● **What is expected**:
Reproduce the lines below word for word, omitting the pictures.

╭─ Records for this task

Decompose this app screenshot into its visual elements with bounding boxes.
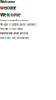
staticText: Featured and latest articles (0, 32, 28, 35)
staticText: Welcome (0, 6, 16, 10)
staticText: Welcome (0, 12, 21, 18)
staticText: Send files to your devices (0, 28, 23, 30)
staticText: Welcome (0, 0, 15, 4)
staticText: Secure all of your personal data (0, 37, 29, 39)
staticText: Find apps to optimize all your experienc… (0, 24, 36, 26)
staticText: Find apps to optimize all your experienc… (0, 20, 29, 22)
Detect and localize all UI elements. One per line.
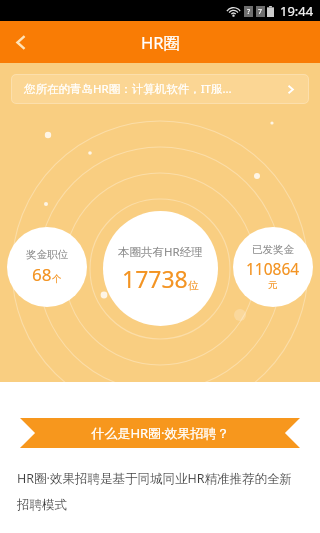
button[interactable]: 您所在的青岛HR圈：计算机软件，IT服… bbox=[11, 74, 309, 104]
staticText: 您所在的青岛HR圈：计算机软件，IT服… bbox=[24, 81, 279, 97]
staticText: ? bbox=[247, 7, 251, 17]
staticText: 7 bbox=[258, 7, 263, 17]
button[interactable]: Back bbox=[0, 21, 42, 63]
staticText: 110864 bbox=[246, 258, 300, 279]
staticText: 已发奖金 bbox=[252, 243, 294, 256]
staticText: 奖金职位 bbox=[26, 248, 68, 261]
staticText: HR圈·效果招聘是基于同城同业HR精准推荐的全新招聘模式 bbox=[17, 470, 303, 512]
staticText: 个 bbox=[52, 273, 62, 285]
staticText: 位 bbox=[188, 279, 199, 292]
button[interactable]: 本圈共有HR经理 bbox=[103, 211, 218, 326]
staticText: 什么是HR圈·效果招聘？ bbox=[91, 424, 230, 442]
staticText: 17738 bbox=[122, 263, 188, 294]
staticText: HR圈 bbox=[141, 31, 180, 54]
button[interactable]: 奖金职位 bbox=[7, 227, 87, 307]
staticText: 19:44 bbox=[280, 2, 314, 20]
staticText: 本圈共有HR经理 bbox=[118, 244, 203, 260]
staticText: 元 bbox=[268, 279, 278, 291]
button[interactable]: 已发奖金 bbox=[233, 227, 313, 307]
staticText: 68 bbox=[32, 263, 52, 286]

╰─

● **Completed task**:
Decompose this app screenshot into its visual elements with bounding boxes.
staticText: Featured and latest articles (0, 32, 28, 35)
staticText: Welcome (0, 6, 16, 10)
staticText: Welcome (0, 12, 21, 18)
staticText: Send files to your devices (0, 28, 23, 30)
staticText: Welcome (0, 0, 15, 4)
staticText: Secure all of your personal data (0, 37, 29, 39)
staticText: Find apps to optimize all your experienc… (0, 24, 36, 26)
staticText: Find apps to optimize all your experienc… (0, 20, 29, 22)
Detect and localize all UI elements. One per line.
button[interactable]: 您所在的青岛HR圈：计算机软件，IT服… bbox=[11, 74, 309, 104]
staticText: 您所在的青岛HR圈：计算机软件，IT服… bbox=[24, 81, 279, 97]
staticText: ? bbox=[247, 7, 251, 17]
staticText: 7 bbox=[258, 7, 263, 17]
button[interactable]: Back bbox=[0, 21, 42, 63]
staticText: 110864 bbox=[246, 258, 300, 279]
staticText: 已发奖金 bbox=[252, 243, 294, 256]
staticText: 奖金职位 bbox=[26, 248, 68, 261]
staticText: HR圈·效果招聘是基于同城同业HR精准推荐的全新招聘模式 bbox=[17, 470, 303, 512]
staticText: 个 bbox=[52, 273, 62, 285]
staticText: 位 bbox=[188, 279, 199, 292]
button[interactable]: 本圈共有HR经理 bbox=[103, 211, 218, 326]
staticText: 什么是HR圈·效果招聘？ bbox=[91, 424, 230, 442]
staticText: 17738 bbox=[122, 263, 188, 294]
staticText: HR圈 bbox=[141, 31, 180, 54]
button[interactable]: 奖金职位 bbox=[7, 227, 87, 307]
staticText: 19:44 bbox=[280, 2, 314, 20]
staticText: 本圈共有HR经理 bbox=[118, 244, 203, 260]
staticText: 元 bbox=[268, 279, 278, 291]
button[interactable]: 已发奖金 bbox=[233, 227, 313, 307]
staticText: 68 bbox=[32, 263, 52, 286]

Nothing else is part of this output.